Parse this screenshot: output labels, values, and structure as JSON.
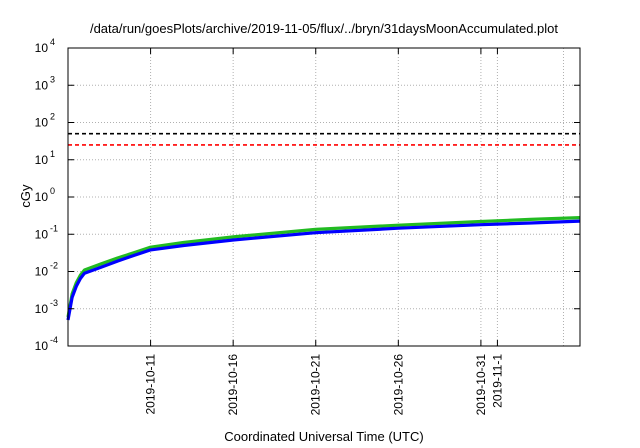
{
  "chart_data": {
    "type": "line",
    "title": "/data/run/goesPlots/archive/2019-11-05/flux/../bryn/31daysMoonAccumulated.plot",
    "xlabel": "Coordinated Universal Time (UTC)",
    "ylabel": "cGy",
    "x_scale": "time",
    "x_range": [
      "2019-10-06",
      "2019-11-06"
    ],
    "x_ticks": [
      "2019-10-11",
      "2019-10-16",
      "2019-10-21",
      "2019-10-26",
      "2019-10-31",
      "2019-11-1"
    ],
    "y_scale": "log",
    "ylim": [
      0.0001,
      10000
    ],
    "y_ticks": [
      {
        "value": 0.0001,
        "base": "10",
        "exp": "-4"
      },
      {
        "value": 0.001,
        "base": "10",
        "exp": "-3"
      },
      {
        "value": 0.01,
        "base": "10",
        "exp": "-2"
      },
      {
        "value": 0.1,
        "base": "10",
        "exp": "-1"
      },
      {
        "value": 1,
        "base": "10",
        "exp": "0"
      },
      {
        "value": 10,
        "base": "10",
        "exp": "1"
      },
      {
        "value": 100,
        "base": "10",
        "exp": "2"
      },
      {
        "value": 1000,
        "base": "10",
        "exp": "3"
      },
      {
        "value": 10000,
        "base": "10",
        "exp": "4"
      }
    ],
    "grid": true,
    "reference_lines": [
      {
        "value": 50,
        "color": "#000000",
        "style": "dashed"
      },
      {
        "value": 25,
        "color": "#ff0000",
        "style": "dashed"
      }
    ],
    "series": [
      {
        "color": "#22bb22",
        "x": [
          "2019-10-06",
          "2019-10-06 06:00",
          "2019-10-06 12:00",
          "2019-10-06 18:00",
          "2019-10-07",
          "2019-10-08",
          "2019-10-09",
          "2019-10-10",
          "2019-10-11",
          "2019-10-13",
          "2019-10-16",
          "2019-10-21",
          "2019-10-26",
          "2019-10-31",
          "2019-11-03",
          "2019-11-06"
        ],
        "values": [
          0.0006,
          0.0025,
          0.005,
          0.008,
          0.011,
          0.016,
          0.023,
          0.032,
          0.045,
          0.06,
          0.085,
          0.135,
          0.175,
          0.22,
          0.25,
          0.28
        ]
      },
      {
        "color": "#0000ff",
        "x": [
          "2019-10-06",
          "2019-10-06 06:00",
          "2019-10-06 12:00",
          "2019-10-06 18:00",
          "2019-10-07",
          "2019-10-08",
          "2019-10-09",
          "2019-10-10",
          "2019-10-11",
          "2019-10-13",
          "2019-10-16",
          "2019-10-21",
          "2019-10-26",
          "2019-10-31",
          "2019-11-03",
          "2019-11-06"
        ],
        "values": [
          0.0005,
          0.002,
          0.004,
          0.0065,
          0.009,
          0.013,
          0.019,
          0.027,
          0.038,
          0.05,
          0.07,
          0.11,
          0.145,
          0.18,
          0.2,
          0.225
        ]
      }
    ]
  }
}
○ ○ ○ ○ ○ ○ ○
Find each line in the records holding the string "color" and show it.

        "color": "#000000",
        "color": "#ff0000",
        "color": "#22bb22",
        "color": "#0000ff",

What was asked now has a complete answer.